Chart and figure data
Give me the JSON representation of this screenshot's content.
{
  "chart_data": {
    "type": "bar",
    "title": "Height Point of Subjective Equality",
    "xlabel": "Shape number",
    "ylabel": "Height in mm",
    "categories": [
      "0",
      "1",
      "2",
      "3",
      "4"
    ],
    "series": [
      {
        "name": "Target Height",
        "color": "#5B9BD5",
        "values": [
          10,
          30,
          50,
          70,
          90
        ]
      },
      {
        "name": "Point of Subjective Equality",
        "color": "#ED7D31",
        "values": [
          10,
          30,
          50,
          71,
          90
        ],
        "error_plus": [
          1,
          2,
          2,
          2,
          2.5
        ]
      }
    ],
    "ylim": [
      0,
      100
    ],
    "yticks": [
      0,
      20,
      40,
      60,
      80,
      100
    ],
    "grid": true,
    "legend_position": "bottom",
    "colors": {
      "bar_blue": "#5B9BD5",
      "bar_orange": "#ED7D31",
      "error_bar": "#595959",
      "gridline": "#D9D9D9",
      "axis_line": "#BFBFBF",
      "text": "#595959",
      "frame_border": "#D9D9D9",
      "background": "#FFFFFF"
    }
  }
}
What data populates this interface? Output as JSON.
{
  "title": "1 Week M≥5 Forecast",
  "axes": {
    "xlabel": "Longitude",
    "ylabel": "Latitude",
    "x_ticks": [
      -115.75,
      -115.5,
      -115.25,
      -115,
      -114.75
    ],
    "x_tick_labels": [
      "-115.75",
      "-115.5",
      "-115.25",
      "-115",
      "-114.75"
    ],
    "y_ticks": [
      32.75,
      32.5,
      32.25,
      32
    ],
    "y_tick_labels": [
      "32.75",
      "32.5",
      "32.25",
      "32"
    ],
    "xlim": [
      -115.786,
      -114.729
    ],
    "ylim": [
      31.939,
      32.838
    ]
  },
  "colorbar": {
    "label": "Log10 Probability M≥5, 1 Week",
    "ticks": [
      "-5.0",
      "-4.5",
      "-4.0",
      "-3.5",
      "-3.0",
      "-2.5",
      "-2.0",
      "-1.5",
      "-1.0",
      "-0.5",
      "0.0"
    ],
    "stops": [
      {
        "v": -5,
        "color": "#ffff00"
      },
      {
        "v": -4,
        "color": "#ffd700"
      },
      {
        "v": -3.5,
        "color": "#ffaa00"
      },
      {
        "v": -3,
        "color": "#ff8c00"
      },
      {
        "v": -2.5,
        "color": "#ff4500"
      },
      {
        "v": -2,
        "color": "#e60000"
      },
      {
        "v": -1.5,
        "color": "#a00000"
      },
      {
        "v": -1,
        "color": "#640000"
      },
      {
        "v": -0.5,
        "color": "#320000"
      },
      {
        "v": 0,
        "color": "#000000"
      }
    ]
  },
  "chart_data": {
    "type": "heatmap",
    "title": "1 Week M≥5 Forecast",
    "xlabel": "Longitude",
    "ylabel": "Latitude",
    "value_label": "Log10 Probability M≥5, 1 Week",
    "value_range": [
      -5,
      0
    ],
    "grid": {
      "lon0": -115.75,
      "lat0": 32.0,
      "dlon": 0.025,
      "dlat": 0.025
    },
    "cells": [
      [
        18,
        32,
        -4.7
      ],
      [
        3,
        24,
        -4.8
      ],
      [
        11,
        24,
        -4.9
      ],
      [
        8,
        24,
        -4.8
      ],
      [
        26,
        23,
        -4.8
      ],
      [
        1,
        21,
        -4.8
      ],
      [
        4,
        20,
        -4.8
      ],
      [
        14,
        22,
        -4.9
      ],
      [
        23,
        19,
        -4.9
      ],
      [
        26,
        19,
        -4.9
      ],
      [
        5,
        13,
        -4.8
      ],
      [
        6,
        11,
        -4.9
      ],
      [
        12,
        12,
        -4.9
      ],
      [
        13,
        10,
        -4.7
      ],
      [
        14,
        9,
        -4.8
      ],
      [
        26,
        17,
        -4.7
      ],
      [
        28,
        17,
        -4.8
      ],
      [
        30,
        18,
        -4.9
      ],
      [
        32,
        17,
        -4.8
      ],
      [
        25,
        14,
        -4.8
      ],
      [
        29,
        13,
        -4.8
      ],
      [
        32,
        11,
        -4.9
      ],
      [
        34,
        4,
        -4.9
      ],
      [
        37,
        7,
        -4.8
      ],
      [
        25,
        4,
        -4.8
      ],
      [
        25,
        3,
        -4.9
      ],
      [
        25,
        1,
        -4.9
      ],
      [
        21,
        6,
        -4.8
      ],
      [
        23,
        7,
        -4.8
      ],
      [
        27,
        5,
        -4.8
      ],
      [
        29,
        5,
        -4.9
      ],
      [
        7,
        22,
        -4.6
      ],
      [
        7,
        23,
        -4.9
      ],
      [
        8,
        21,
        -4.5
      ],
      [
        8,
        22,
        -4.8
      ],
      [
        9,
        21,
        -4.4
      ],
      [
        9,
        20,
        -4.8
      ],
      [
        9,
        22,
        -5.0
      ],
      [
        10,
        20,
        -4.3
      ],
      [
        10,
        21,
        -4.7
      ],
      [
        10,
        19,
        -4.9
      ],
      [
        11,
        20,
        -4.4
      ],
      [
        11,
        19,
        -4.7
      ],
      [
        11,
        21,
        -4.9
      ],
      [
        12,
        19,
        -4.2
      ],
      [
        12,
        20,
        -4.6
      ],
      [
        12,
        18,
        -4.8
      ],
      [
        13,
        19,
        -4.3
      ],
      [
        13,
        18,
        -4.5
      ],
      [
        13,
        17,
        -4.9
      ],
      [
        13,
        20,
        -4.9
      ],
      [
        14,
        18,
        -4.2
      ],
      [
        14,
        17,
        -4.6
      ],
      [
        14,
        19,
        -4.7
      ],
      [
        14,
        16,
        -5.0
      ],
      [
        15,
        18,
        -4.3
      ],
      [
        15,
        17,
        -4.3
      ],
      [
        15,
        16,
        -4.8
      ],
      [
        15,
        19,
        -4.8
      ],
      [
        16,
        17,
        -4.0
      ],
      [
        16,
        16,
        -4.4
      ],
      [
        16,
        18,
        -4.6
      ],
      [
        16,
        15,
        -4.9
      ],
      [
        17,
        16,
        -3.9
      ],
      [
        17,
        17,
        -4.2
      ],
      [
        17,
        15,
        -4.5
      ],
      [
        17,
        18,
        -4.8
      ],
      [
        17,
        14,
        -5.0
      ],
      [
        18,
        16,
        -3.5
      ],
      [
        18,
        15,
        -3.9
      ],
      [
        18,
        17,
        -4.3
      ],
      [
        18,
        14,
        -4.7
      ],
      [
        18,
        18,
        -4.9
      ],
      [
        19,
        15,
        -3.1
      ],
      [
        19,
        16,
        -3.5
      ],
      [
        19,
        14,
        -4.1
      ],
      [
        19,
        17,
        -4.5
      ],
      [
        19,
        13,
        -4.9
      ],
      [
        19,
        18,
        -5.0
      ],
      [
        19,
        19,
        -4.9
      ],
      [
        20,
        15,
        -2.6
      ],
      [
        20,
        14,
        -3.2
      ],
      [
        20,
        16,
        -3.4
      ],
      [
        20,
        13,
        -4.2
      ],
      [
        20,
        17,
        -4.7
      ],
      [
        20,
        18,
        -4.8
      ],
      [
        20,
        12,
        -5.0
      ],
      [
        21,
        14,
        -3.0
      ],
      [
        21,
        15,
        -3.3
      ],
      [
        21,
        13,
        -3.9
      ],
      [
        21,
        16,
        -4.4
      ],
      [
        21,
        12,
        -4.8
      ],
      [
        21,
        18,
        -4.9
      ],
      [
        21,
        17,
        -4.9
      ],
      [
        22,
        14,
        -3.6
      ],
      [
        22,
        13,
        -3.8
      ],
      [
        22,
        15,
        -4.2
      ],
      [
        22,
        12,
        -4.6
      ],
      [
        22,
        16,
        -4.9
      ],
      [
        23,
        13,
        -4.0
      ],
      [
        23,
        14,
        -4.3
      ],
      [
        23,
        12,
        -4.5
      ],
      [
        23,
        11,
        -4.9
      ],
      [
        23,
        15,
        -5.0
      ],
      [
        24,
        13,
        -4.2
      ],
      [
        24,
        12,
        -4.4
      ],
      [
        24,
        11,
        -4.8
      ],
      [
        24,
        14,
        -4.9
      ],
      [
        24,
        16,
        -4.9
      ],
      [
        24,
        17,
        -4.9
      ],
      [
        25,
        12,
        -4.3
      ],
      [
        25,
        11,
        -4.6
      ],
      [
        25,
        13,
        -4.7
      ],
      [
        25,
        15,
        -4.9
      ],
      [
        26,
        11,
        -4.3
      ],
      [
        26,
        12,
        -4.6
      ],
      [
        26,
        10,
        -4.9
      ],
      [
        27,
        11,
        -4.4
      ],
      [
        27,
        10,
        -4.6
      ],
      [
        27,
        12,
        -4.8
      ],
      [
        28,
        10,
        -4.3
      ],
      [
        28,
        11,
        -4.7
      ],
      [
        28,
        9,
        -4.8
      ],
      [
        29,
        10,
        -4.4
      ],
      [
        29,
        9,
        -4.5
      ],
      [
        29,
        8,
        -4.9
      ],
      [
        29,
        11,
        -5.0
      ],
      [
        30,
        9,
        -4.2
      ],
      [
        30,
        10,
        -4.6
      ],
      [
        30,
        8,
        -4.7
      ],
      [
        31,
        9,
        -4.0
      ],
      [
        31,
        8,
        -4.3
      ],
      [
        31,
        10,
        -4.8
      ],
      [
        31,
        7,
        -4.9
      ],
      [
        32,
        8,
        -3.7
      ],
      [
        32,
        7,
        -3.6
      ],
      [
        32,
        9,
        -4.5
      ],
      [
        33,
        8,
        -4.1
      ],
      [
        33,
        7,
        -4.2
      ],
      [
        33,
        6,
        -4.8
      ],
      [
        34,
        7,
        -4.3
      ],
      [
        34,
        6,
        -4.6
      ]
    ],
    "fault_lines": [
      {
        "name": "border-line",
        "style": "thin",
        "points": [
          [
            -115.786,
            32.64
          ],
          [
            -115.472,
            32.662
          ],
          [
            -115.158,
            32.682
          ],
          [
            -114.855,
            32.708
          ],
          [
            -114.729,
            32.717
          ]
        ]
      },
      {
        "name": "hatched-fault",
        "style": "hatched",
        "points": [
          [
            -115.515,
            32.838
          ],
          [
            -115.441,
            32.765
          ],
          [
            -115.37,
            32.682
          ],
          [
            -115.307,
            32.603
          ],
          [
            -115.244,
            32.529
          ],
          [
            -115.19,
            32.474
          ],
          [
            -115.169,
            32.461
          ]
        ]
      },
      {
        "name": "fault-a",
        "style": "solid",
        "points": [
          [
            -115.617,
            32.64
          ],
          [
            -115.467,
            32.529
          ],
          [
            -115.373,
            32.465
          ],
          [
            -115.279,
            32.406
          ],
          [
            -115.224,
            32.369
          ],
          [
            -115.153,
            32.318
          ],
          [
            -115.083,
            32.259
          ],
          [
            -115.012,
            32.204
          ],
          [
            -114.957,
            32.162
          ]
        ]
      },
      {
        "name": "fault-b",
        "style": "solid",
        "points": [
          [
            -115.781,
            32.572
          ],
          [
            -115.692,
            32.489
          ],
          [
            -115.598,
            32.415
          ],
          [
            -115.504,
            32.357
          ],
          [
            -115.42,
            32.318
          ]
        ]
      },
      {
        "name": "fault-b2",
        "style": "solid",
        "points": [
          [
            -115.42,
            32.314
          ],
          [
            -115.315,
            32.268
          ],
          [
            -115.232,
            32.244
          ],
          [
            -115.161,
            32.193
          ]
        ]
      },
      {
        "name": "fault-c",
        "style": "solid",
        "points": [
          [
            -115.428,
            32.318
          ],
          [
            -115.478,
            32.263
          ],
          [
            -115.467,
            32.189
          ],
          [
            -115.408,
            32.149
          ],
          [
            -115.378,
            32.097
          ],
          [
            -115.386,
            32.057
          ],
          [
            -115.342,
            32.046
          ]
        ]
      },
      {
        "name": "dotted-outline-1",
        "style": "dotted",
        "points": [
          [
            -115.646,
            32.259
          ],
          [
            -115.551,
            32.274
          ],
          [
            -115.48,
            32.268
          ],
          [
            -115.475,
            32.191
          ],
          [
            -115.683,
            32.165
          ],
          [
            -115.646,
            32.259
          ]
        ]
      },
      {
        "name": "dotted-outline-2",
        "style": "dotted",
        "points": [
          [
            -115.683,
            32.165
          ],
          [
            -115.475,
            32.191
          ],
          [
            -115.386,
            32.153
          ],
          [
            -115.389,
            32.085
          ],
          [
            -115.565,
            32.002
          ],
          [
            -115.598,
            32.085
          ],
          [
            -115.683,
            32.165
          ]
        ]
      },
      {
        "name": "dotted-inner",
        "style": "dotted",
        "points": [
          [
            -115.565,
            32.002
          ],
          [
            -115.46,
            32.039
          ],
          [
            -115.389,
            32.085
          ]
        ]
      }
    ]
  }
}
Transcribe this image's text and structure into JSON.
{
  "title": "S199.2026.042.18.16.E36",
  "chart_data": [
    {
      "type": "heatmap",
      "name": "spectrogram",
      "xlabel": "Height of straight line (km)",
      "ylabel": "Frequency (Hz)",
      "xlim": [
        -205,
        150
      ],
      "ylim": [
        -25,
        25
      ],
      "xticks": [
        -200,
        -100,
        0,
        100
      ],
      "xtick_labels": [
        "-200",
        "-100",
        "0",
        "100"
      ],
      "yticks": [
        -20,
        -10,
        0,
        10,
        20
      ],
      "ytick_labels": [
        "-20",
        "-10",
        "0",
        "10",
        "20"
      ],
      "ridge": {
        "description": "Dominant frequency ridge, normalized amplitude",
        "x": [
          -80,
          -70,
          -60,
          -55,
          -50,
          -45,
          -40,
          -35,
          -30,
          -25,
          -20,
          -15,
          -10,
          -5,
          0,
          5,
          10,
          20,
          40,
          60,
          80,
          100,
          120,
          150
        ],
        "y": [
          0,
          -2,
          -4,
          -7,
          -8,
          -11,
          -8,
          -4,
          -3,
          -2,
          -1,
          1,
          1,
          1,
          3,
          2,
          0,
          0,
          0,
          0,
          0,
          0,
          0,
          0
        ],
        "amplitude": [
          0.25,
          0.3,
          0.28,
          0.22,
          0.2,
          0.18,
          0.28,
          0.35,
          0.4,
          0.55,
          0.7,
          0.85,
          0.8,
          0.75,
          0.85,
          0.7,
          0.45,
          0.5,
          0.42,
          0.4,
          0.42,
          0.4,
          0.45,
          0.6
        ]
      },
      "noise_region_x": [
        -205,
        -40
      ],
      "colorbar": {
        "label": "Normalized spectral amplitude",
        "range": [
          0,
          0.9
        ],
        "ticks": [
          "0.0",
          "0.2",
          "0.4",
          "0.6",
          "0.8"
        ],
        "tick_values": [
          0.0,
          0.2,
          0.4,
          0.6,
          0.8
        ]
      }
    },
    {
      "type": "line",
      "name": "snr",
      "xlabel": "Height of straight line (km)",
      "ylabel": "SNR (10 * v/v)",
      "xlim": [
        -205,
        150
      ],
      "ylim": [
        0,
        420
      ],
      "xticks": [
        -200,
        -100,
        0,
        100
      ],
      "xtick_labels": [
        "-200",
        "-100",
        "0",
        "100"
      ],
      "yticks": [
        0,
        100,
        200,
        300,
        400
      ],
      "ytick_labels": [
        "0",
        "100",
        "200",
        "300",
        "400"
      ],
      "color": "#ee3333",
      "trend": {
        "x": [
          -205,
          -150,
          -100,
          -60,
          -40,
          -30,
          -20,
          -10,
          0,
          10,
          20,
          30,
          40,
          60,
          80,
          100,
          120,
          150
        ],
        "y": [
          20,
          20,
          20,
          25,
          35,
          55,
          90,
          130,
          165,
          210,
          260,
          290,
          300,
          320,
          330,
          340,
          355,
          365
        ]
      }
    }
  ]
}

Directive: Say how many lines in the entries contain the string "type", and leave out everything else.

Final result: 4